Given records ::

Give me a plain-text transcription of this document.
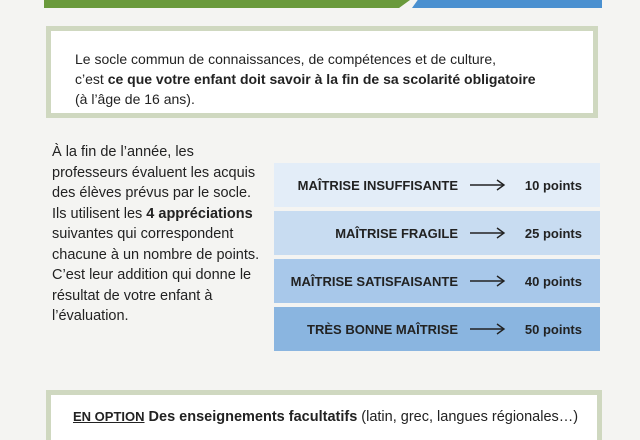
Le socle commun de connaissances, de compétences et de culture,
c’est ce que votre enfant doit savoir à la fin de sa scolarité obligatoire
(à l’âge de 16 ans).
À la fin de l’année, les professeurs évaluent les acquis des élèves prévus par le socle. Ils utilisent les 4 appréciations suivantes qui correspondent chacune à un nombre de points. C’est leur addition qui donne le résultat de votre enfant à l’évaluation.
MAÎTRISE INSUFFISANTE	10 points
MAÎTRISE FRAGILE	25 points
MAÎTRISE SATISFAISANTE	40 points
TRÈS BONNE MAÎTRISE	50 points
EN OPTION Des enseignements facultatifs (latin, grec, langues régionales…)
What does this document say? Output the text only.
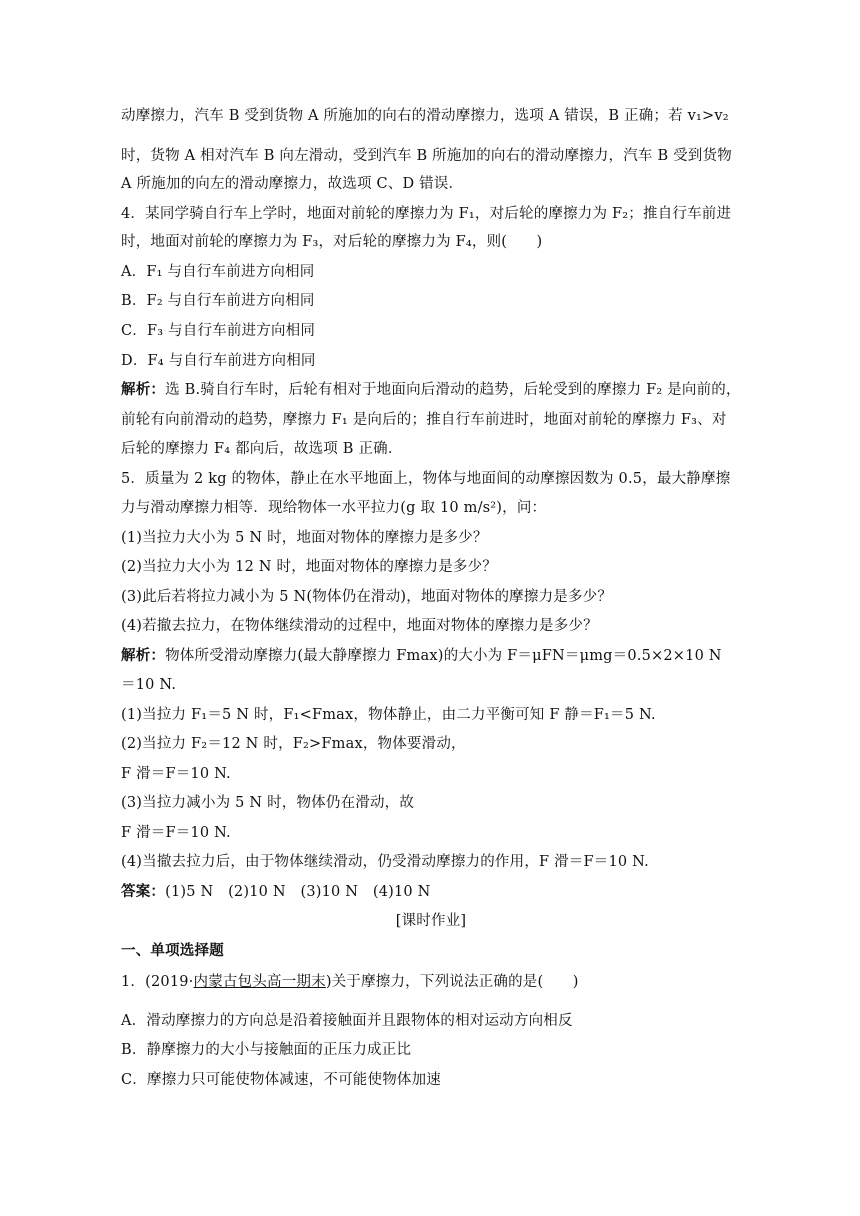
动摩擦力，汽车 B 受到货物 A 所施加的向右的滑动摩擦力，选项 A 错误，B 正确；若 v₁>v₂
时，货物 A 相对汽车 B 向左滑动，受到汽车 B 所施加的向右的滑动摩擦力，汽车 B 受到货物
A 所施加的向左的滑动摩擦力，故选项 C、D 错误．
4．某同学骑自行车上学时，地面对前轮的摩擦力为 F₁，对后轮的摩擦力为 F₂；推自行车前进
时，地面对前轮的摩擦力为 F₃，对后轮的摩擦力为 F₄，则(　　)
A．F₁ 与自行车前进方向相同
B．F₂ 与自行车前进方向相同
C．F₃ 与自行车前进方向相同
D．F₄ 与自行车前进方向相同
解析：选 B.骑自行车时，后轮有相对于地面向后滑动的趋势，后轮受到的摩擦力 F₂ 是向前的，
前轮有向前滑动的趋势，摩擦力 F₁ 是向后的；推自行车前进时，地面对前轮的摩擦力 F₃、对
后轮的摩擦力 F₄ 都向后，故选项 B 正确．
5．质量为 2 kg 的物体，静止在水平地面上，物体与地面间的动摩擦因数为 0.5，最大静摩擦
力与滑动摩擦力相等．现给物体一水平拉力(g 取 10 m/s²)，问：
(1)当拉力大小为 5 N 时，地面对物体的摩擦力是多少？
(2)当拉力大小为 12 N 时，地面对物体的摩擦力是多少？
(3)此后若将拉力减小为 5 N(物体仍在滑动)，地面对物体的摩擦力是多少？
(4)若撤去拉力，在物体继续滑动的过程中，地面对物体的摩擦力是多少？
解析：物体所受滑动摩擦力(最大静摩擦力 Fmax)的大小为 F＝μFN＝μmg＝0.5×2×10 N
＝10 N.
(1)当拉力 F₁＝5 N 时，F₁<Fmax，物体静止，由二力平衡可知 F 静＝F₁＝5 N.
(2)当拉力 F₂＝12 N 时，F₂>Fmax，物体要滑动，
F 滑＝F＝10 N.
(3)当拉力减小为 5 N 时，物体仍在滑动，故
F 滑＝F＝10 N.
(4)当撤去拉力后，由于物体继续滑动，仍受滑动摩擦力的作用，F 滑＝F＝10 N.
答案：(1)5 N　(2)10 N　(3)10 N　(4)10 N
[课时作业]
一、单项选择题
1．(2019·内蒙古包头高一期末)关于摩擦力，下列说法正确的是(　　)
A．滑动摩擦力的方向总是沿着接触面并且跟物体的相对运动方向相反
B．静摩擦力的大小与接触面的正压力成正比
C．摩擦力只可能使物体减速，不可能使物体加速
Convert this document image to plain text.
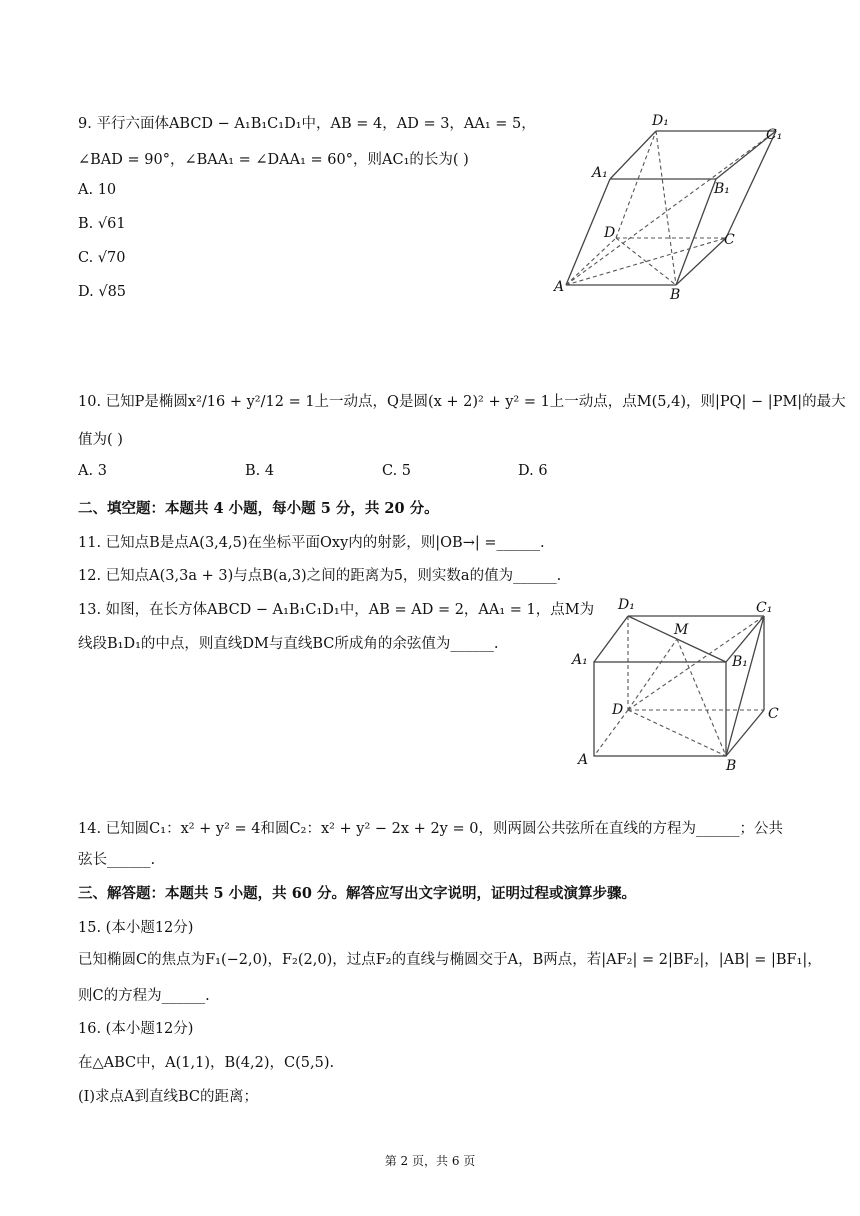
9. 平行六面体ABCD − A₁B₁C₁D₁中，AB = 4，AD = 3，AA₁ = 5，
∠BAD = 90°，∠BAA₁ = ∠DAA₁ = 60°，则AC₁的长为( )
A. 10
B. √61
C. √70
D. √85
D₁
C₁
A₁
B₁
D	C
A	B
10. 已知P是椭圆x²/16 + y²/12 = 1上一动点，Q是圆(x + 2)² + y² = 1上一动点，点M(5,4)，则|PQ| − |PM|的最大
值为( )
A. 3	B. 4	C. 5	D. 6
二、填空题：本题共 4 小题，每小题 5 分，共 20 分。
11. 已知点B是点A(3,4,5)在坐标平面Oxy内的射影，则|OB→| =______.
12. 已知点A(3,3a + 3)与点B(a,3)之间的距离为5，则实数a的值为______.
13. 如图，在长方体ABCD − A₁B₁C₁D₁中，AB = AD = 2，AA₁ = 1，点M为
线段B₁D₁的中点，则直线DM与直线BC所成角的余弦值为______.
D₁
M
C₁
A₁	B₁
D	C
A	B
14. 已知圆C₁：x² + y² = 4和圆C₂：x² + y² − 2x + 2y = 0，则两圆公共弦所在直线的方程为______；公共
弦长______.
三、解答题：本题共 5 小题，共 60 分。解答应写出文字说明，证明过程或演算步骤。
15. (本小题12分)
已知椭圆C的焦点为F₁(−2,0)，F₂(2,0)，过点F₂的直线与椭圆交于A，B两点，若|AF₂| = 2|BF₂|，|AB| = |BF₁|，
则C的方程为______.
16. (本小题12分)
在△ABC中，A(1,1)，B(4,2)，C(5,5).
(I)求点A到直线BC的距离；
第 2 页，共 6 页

Problem description :: Count the lines that hold the string "所施加的向右的滑动摩擦力" and state that number alone.

Complete answer :: 2